• [SHORT EXERCISE]:
Where a line in the listing below contains the word "title", copy that line.

(Dataset records)
========

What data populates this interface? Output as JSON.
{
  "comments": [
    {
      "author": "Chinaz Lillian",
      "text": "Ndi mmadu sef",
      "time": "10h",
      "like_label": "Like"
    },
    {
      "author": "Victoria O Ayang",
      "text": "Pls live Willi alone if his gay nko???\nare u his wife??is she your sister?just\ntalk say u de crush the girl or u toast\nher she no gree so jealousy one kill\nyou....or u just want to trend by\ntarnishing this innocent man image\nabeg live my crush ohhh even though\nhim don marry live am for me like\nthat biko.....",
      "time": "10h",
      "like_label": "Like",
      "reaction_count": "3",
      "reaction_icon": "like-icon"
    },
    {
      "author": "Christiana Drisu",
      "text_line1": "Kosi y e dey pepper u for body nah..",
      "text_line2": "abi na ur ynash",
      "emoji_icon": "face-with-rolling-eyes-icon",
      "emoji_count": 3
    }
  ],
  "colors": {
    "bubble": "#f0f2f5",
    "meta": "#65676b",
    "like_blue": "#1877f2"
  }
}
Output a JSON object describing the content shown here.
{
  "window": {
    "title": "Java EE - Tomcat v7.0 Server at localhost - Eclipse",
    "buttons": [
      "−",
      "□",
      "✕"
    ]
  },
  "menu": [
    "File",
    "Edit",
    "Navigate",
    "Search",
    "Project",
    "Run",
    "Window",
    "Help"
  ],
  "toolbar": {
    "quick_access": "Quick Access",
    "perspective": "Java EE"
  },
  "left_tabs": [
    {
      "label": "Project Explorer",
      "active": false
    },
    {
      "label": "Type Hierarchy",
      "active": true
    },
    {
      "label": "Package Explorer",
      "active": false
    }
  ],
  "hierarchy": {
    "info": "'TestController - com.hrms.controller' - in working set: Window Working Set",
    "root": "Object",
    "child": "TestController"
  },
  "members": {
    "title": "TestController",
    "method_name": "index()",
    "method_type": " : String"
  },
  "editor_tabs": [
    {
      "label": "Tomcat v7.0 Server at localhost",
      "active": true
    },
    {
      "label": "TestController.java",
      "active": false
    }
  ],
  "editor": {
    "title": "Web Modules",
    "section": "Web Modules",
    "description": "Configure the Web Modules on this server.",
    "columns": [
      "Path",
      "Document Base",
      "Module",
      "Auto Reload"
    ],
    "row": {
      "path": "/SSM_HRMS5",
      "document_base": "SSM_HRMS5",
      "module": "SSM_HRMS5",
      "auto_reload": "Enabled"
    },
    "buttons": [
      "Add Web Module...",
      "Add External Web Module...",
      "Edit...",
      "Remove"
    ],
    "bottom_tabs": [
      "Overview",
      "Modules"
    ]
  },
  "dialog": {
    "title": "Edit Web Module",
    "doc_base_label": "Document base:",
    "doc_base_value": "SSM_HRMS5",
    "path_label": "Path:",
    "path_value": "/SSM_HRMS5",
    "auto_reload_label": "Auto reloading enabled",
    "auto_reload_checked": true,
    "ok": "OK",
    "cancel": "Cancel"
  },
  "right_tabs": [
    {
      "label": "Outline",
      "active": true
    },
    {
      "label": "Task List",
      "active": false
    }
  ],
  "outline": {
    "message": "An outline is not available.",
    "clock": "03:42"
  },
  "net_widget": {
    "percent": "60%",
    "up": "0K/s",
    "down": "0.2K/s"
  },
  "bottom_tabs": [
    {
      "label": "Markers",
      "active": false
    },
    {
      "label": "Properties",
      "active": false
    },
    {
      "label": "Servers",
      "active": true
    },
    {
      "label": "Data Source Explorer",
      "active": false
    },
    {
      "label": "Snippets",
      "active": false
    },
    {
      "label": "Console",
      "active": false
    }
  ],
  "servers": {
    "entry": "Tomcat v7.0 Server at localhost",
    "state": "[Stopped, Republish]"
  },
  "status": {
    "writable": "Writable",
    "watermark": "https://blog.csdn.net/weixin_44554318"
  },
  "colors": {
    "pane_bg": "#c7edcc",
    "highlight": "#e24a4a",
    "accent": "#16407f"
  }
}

========

• [WRITTEN RESPONSE]:
    "title": "Java EE - Tomcat v7.0 Server at localhost - Eclipse",
    "title": "TestController",
    "title": "Web Modules",
    "title": "Edit Web Module",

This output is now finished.